TASK TO CARRY OUT: Reproduce each line from the records that holds "please".

RECORDS TO USE:
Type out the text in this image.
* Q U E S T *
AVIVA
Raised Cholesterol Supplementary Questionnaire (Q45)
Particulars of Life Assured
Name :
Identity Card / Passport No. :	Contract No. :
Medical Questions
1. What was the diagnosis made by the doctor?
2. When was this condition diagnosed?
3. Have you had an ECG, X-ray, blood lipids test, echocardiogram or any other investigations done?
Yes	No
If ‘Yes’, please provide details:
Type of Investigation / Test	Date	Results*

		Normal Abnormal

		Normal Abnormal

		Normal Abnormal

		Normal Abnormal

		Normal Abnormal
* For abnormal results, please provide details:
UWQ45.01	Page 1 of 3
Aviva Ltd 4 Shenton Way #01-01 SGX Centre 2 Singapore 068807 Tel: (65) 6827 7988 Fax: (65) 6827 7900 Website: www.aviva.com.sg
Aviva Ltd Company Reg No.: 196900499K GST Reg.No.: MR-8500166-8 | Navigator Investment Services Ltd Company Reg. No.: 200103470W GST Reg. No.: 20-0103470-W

TASK SOLUTION:
If ‘Yes’, please provide details:
* For abnormal results, please provide details:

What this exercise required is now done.